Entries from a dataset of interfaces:
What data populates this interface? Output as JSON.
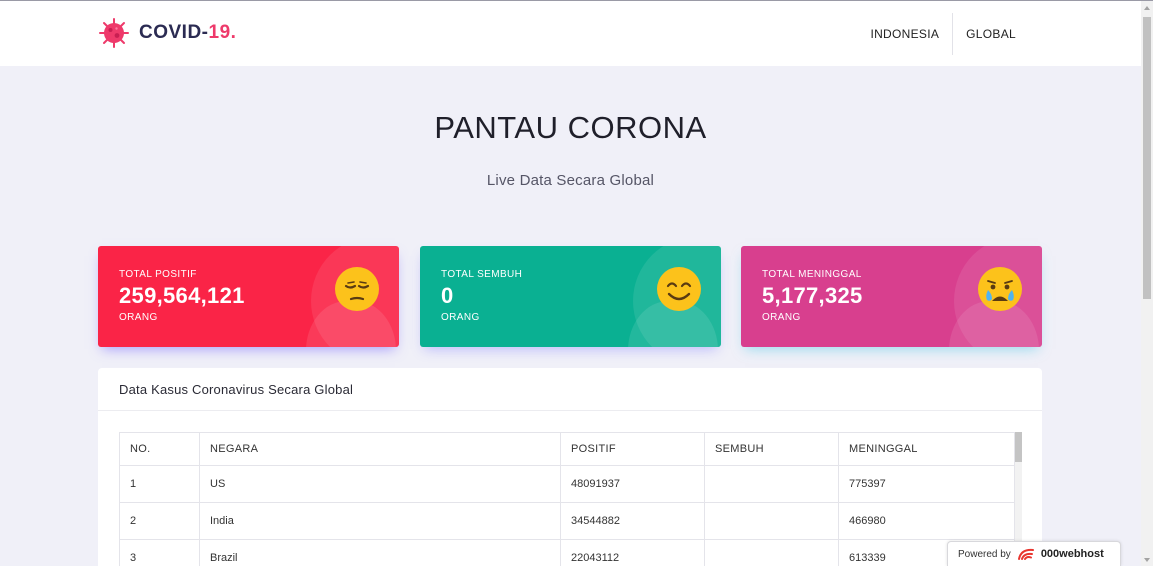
{
  "navbar": {
    "brand_main": "COVID-",
    "brand_accent": "19.",
    "links": [
      "INDONESIA",
      "GLOBAL"
    ]
  },
  "hero": {
    "title": "PANTAU CORONA",
    "subtitle": "Live Data Secara Global"
  },
  "cards": [
    {
      "label": "TOTAL POSITIF",
      "value": "259,564,121",
      "unit": "ORANG",
      "emoji": "unamused-face-icon",
      "color": "#fa2447"
    },
    {
      "label": "TOTAL SEMBUH",
      "value": "0",
      "unit": "ORANG",
      "emoji": "smiling-face-icon",
      "color": "#0ab092"
    },
    {
      "label": "TOTAL MENINGGAL",
      "value": "5,177,325",
      "unit": "ORANG",
      "emoji": "crying-face-icon",
      "color": "#d83f8e"
    }
  ],
  "table": {
    "title": "Data Kasus Coronavirus Secara Global",
    "headers": [
      "NO.",
      "NEGARA",
      "POSITIF",
      "SEMBUH",
      "MENINGGAL"
    ],
    "rows": [
      [
        "1",
        "US",
        "48091937",
        "",
        "775397"
      ],
      [
        "2",
        "India",
        "34544882",
        "",
        "466980"
      ],
      [
        "3",
        "Brazil",
        "22043112",
        "",
        "613339"
      ]
    ]
  },
  "badge": {
    "prefix": "Powered by",
    "host": "000webhost"
  }
}
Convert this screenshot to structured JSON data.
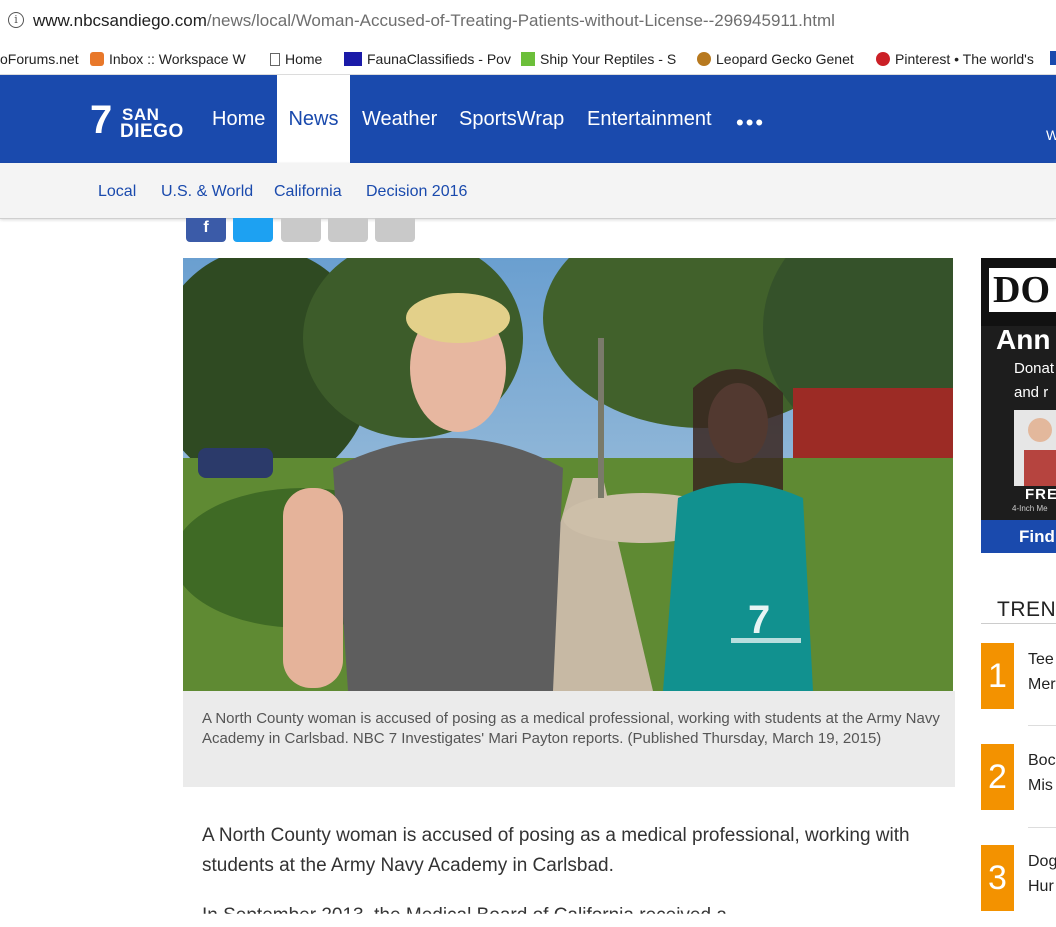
{
  "browser": {
    "url_host": "www.nbcsandiego.com",
    "url_path": "/news/local/Woman-Accused-of-Treating-Patients-without-License--296945911.html",
    "bookmarks": [
      "oForums.net",
      "Inbox :: Workspace W",
      "Home",
      "FaunaClassifieds - Pov",
      "Ship Your Reptiles - S",
      "Leopard Gecko Genet",
      "Pinterest • The world's"
    ]
  },
  "site": {
    "logo_number": "7",
    "logo_line1": "SAN",
    "logo_line2": "DIEGO",
    "nav": [
      "Home",
      "News",
      "Weather",
      "SportsWrap",
      "Entertainment"
    ],
    "nav_more": "•••",
    "nav_right": "W",
    "subnav": [
      "Local",
      "U.S. & World",
      "California",
      "Decision 2016"
    ],
    "active_nav": "News",
    "brand_color": "#1a4aad"
  },
  "article": {
    "caption": "A North County woman is accused of posing as a medical professional, working with students at the Army Navy Academy in Carlsbad. NBC 7 Investigates' Mari Payton reports. (Published Thursday, March 19, 2015)",
    "body": "A North County woman is accused of posing as a medical professional, working with students at the Army Navy Academy in Carlsbad.",
    "body_next": "In September 2013, the Medical Board of California received a"
  },
  "ad": {
    "brand": "DO",
    "headline": "Ann",
    "line1": "Donat",
    "line2": "and r",
    "badge": "FRE",
    "small": "4-Inch Me",
    "cta": "Find"
  },
  "trending": {
    "title": "TREN",
    "items": [
      {
        "num": "1",
        "line1": "Tee",
        "line2": "Mer"
      },
      {
        "num": "2",
        "line1": "Boc",
        "line2": "Mis"
      },
      {
        "num": "3",
        "line1": "Dog",
        "line2": "Hur"
      }
    ],
    "accent": "#f39200"
  }
}
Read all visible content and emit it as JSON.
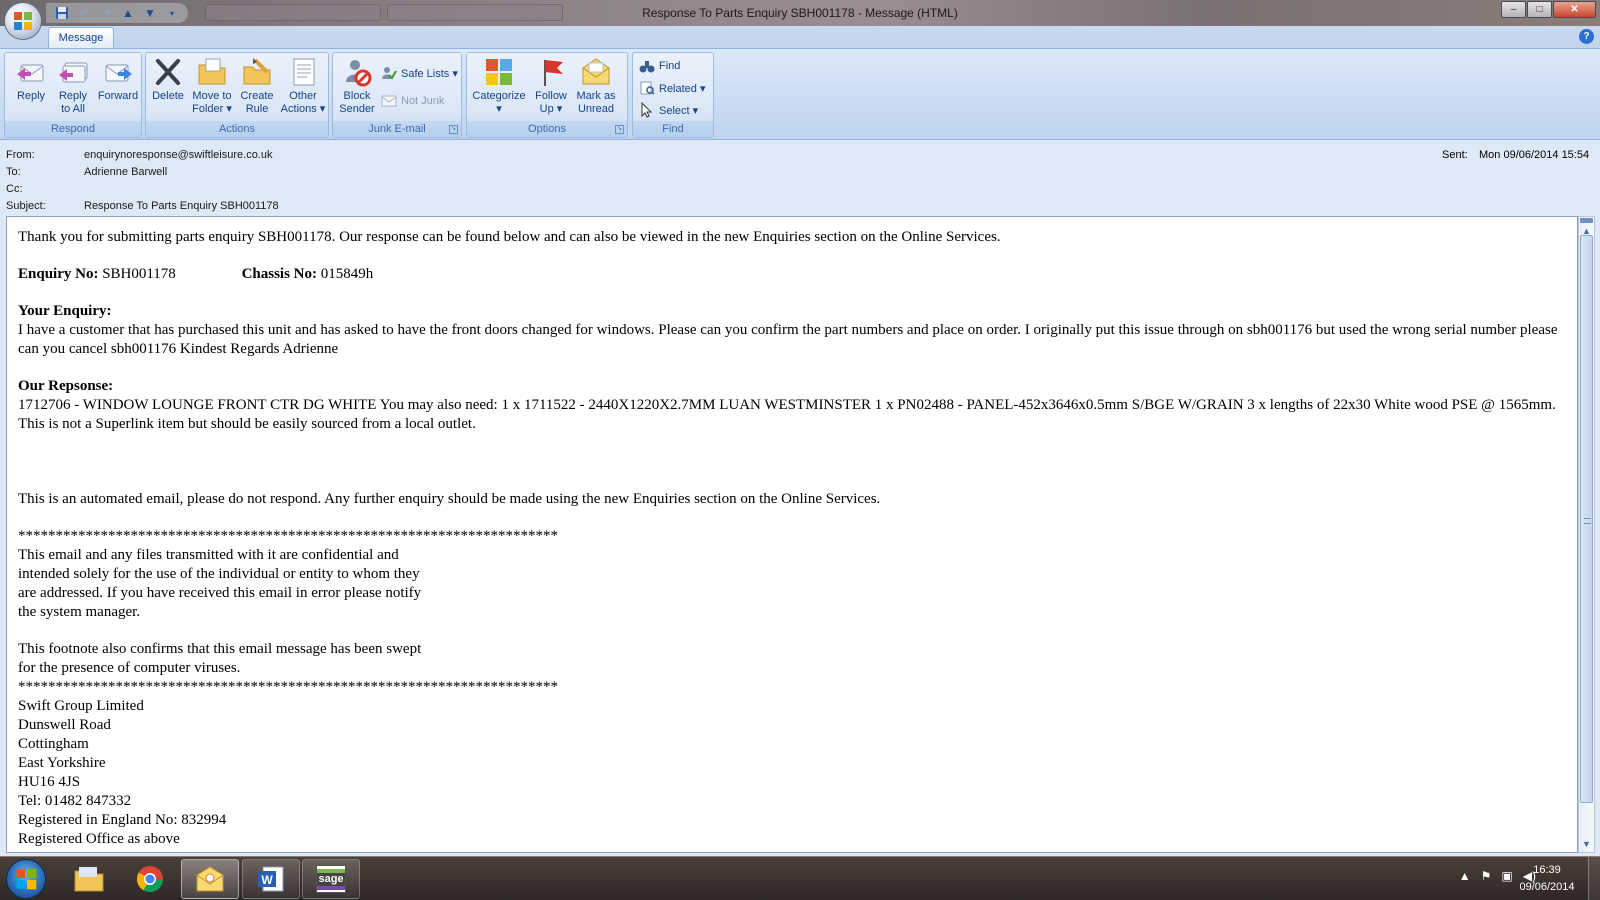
{
  "window": {
    "title": "Response To Parts Enquiry SBH001178 - Message (HTML)",
    "controls": {
      "minimize": "–",
      "maximize": "□",
      "close": "✕"
    }
  },
  "quick_access": {
    "icons": [
      "save-icon",
      "undo-icon",
      "redo-icon",
      "previous-item-icon",
      "next-item-icon",
      "customize-dropdown-icon"
    ]
  },
  "ribbon": {
    "tab": "Message",
    "help": "?",
    "groups": {
      "respond": {
        "label": "Respond",
        "reply": "Reply",
        "reply_all_1": "Reply",
        "reply_all_2": "to All",
        "forward": "Forward"
      },
      "actions": {
        "label": "Actions",
        "delete": "Delete",
        "move_1": "Move to",
        "move_2": "Folder ▾",
        "create_1": "Create",
        "create_2": "Rule",
        "other_1": "Other",
        "other_2": "Actions ▾"
      },
      "junk": {
        "label": "Junk E-mail",
        "block_1": "Block",
        "block_2": "Sender",
        "safe_lists": "Safe Lists ▾",
        "not_junk": "Not Junk"
      },
      "options": {
        "label": "Options",
        "categorize_1": "Categorize",
        "categorize_2": "▾",
        "follow_1": "Follow",
        "follow_2": "Up ▾",
        "mark_1": "Mark as",
        "mark_2": "Unread"
      },
      "find": {
        "label": "Find",
        "find": "Find",
        "related": "Related ▾",
        "select": "Select ▾"
      }
    }
  },
  "header": {
    "from_label": "From:",
    "from": "enquirynoresponse@swiftleisure.co.uk",
    "to_label": "To:",
    "to": "Adrienne Barwell",
    "cc_label": "Cc:",
    "cc": "",
    "subject_label": "Subject:",
    "subject": "Response To Parts Enquiry SBH001178",
    "sent_label": "Sent:",
    "sent": "Mon 09/06/2014 15:54"
  },
  "body": {
    "intro": "Thank you for submitting parts enquiry SBH001178. Our response can be found below and can also be viewed in the new Enquiries section on the Online Services.",
    "enquiry_no_label": "Enquiry No:",
    "enquiry_no": "SBH001178",
    "chassis_no_label": "Chassis No:",
    "chassis_no": "015849h",
    "your_enquiry_label": "Your Enquiry:",
    "your_enquiry": "I have a customer that has purchased this unit and has asked to have the front doors changed for windows. Please can you confirm the part numbers and place on order. I originally put this issue through on sbh001176 but used the wrong serial number please can you cancel sbh001176 Kindest Regards Adrienne",
    "response_label": "Our Repsonse:",
    "response": "1712706 - WINDOW LOUNGE FRONT CTR DG WHITE You may also need: 1 x 1711522 - 2440X1220X2.7MM LUAN WESTMINSTER 1 x PN02488 - PANEL-452x3646x0.5mm S/BGE W/GRAIN 3 x lengths of 22x30 White wood PSE @ 1565mm. This is not a Superlink item but should be easily sourced from a local outlet.",
    "automated": "This is an automated email, please do not respond. Any further enquiry should be made using the new Enquiries section on the Online Services.",
    "stars": "************************************************************************",
    "disclaimer_1": "This email and any files transmitted with it are confidential and",
    "disclaimer_2": "intended solely for the use of the individual or entity to whom they",
    "disclaimer_3": "are addressed. If you have received this email in error please notify",
    "disclaimer_4": "the system manager.",
    "footnote_1": "This footnote also confirms that this email message has been swept",
    "footnote_2": "for the presence of computer viruses.",
    "company": "Swift Group Limited",
    "addr_1": "Dunswell Road",
    "addr_2": "Cottingham",
    "addr_3": "East Yorkshire",
    "postcode": "HU16 4JS",
    "tel": "Tel: 01482 847332",
    "registered": "Registered in England No: 832994",
    "office": "Registered Office as above"
  },
  "taskbar": {
    "apps": [
      "windows-explorer-icon",
      "chrome-icon",
      "outlook-icon",
      "word-icon",
      "sage-icon"
    ],
    "sage_label": "sage",
    "word_label": "W",
    "time": "16:39",
    "date": "09/06/2014"
  },
  "colors": {
    "ribbon_text": "#15428b",
    "ribbon_bg": "#c9dbf2",
    "header_bg": "#dfe9f5"
  }
}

PROBLEM STATEMENT: Please retype the data exactly, but do not carry over any picture.

ANSWER BOX:
What data populates this interface? Output as JSON.
{
  "navbar": {
    "brand_main": "COVID-",
    "brand_accent": "19.",
    "links": [
      "INDONESIA",
      "GLOBAL"
    ]
  },
  "hero": {
    "title": "PANTAU CORONA",
    "subtitle": "Live Data Secara Global"
  },
  "cards": [
    {
      "label": "TOTAL POSITIF",
      "value": "259,564,121",
      "unit": "ORANG",
      "emoji": "unamused-face-icon",
      "color": "#fa2447"
    },
    {
      "label": "TOTAL SEMBUH",
      "value": "0",
      "unit": "ORANG",
      "emoji": "smiling-face-icon",
      "color": "#0ab092"
    },
    {
      "label": "TOTAL MENINGGAL",
      "value": "5,177,325",
      "unit": "ORANG",
      "emoji": "crying-face-icon",
      "color": "#d83f8e"
    }
  ],
  "table": {
    "title": "Data Kasus Coronavirus Secara Global",
    "headers": [
      "NO.",
      "NEGARA",
      "POSITIF",
      "SEMBUH",
      "MENINGGAL"
    ],
    "rows": [
      [
        "1",
        "US",
        "48091937",
        "",
        "775397"
      ],
      [
        "2",
        "India",
        "34544882",
        "",
        "466980"
      ],
      [
        "3",
        "Brazil",
        "22043112",
        "",
        "613339"
      ]
    ]
  },
  "badge": {
    "prefix": "Powered by",
    "host": "000webhost"
  }
}
Convert this screenshot to structured JSON data.
{
  "browser": {
    "url_host": "www.nbcsandiego.com",
    "url_path": "/news/local/Woman-Accused-of-Treating-Patients-without-License--296945911.html",
    "bookmarks": [
      "oForums.net",
      "Inbox :: Workspace W",
      "Home",
      "FaunaClassifieds - Pov",
      "Ship Your Reptiles - S",
      "Leopard Gecko Genet",
      "Pinterest • The world's"
    ]
  },
  "site": {
    "logo_number": "7",
    "logo_line1": "SAN",
    "logo_line2": "DIEGO",
    "nav": [
      "Home",
      "News",
      "Weather",
      "SportsWrap",
      "Entertainment"
    ],
    "nav_more": "•••",
    "nav_right": "W",
    "subnav": [
      "Local",
      "U.S. & World",
      "California",
      "Decision 2016"
    ],
    "active_nav": "News",
    "brand_color": "#1a4aad"
  },
  "article": {
    "caption": "A North County woman is accused of posing as a medical professional, working with students at the Army Navy Academy in Carlsbad. NBC 7 Investigates' Mari Payton reports. (Published Thursday, March 19, 2015)",
    "body": "A North County woman is accused of posing as a medical professional, working with students at the Army Navy Academy in Carlsbad.",
    "body_next": "In September 2013, the Medical Board of California received a"
  },
  "ad": {
    "brand": "DO",
    "headline": "Ann",
    "line1": "Donat",
    "line2": "and r",
    "badge": "FRE",
    "small": "4-Inch Me",
    "cta": "Find"
  },
  "trending": {
    "title": "TREN",
    "items": [
      {
        "num": "1",
        "line1": "Tee",
        "line2": "Mer"
      },
      {
        "num": "2",
        "line1": "Boc",
        "line2": "Mis"
      },
      {
        "num": "3",
        "line1": "Dog",
        "line2": "Hur"
      }
    ],
    "accent": "#f39200"
  }
}
Read all visible content and emit it as JSON.
{
  "window": {
    "title": "Response To Parts Enquiry SBH001178 - Message (HTML)",
    "controls": {
      "minimize": "–",
      "maximize": "□",
      "close": "✕"
    }
  },
  "quick_access": {
    "icons": [
      "save-icon",
      "undo-icon",
      "redo-icon",
      "previous-item-icon",
      "next-item-icon",
      "customize-dropdown-icon"
    ]
  },
  "ribbon": {
    "tab": "Message",
    "help": "?",
    "groups": {
      "respond": {
        "label": "Respond",
        "reply": "Reply",
        "reply_all_1": "Reply",
        "reply_all_2": "to All",
        "forward": "Forward"
      },
      "actions": {
        "label": "Actions",
        "delete": "Delete",
        "move_1": "Move to",
        "move_2": "Folder ▾",
        "create_1": "Create",
        "create_2": "Rule",
        "other_1": "Other",
        "other_2": "Actions ▾"
      },
      "junk": {
        "label": "Junk E-mail",
        "block_1": "Block",
        "block_2": "Sender",
        "safe_lists": "Safe Lists ▾",
        "not_junk": "Not Junk"
      },
      "options": {
        "label": "Options",
        "categorize_1": "Categorize",
        "categorize_2": "▾",
        "follow_1": "Follow",
        "follow_2": "Up ▾",
        "mark_1": "Mark as",
        "mark_2": "Unread"
      },
      "find": {
        "label": "Find",
        "find": "Find",
        "related": "Related ▾",
        "select": "Select ▾"
      }
    }
  },
  "header": {
    "from_label": "From:",
    "from": "enquirynoresponse@swiftleisure.co.uk",
    "to_label": "To:",
    "to": "Adrienne Barwell",
    "cc_label": "Cc:",
    "cc": "",
    "subject_label": "Subject:",
    "subject": "Response To Parts Enquiry SBH001178",
    "sent_label": "Sent:",
    "sent": "Mon 09/06/2014 15:54"
  },
  "body": {
    "intro": "Thank you for submitting parts enquiry SBH001178. Our response can be found below and can also be viewed in the new Enquiries section on the Online Services.",
    "enquiry_no_label": "Enquiry No:",
    "enquiry_no": "SBH001178",
    "chassis_no_label": "Chassis No:",
    "chassis_no": "015849h",
    "your_enquiry_label": "Your Enquiry:",
    "your_enquiry": "I have a customer that has purchased this unit and has asked to have the front doors changed for windows. Please can you confirm the part numbers and place on order. I originally put this issue through on sbh001176 but used the wrong serial number please can you cancel sbh001176 Kindest Regards Adrienne",
    "response_label": "Our Repsonse:",
    "response": "1712706 - WINDOW LOUNGE FRONT CTR DG WHITE You may also need: 1 x 1711522 - 2440X1220X2.7MM LUAN WESTMINSTER 1 x PN02488 - PANEL-452x3646x0.5mm S/BGE W/GRAIN 3 x lengths of 22x30 White wood PSE @ 1565mm. This is not a Superlink item but should be easily sourced from a local outlet.",
    "automated": "This is an automated email, please do not respond. Any further enquiry should be made using the new Enquiries section on the Online Services.",
    "stars": "************************************************************************",
    "disclaimer_1": "This email and any files transmitted with it are confidential and",
    "disclaimer_2": "intended solely for the use of the individual or entity to whom they",
    "disclaimer_3": "are addressed. If you have received this email in error please notify",
    "disclaimer_4": "the system manager.",
    "footnote_1": "This footnote also confirms that this email message has been swept",
    "footnote_2": "for the presence of computer viruses.",
    "company": "Swift Group Limited",
    "addr_1": "Dunswell Road",
    "addr_2": "Cottingham",
    "addr_3": "East Yorkshire",
    "postcode": "HU16 4JS",
    "tel": "Tel: 01482 847332",
    "registered": "Registered in England No: 832994",
    "office": "Registered Office as above"
  },
  "taskbar": {
    "apps": [
      "windows-explorer-icon",
      "chrome-icon",
      "outlook-icon",
      "word-icon",
      "sage-icon"
    ],
    "sage_label": "sage",
    "word_label": "W",
    "time": "16:39",
    "date": "09/06/2014"
  },
  "colors": {
    "ribbon_text": "#15428b",
    "ribbon_bg": "#c9dbf2",
    "header_bg": "#dfe9f5"
  }
}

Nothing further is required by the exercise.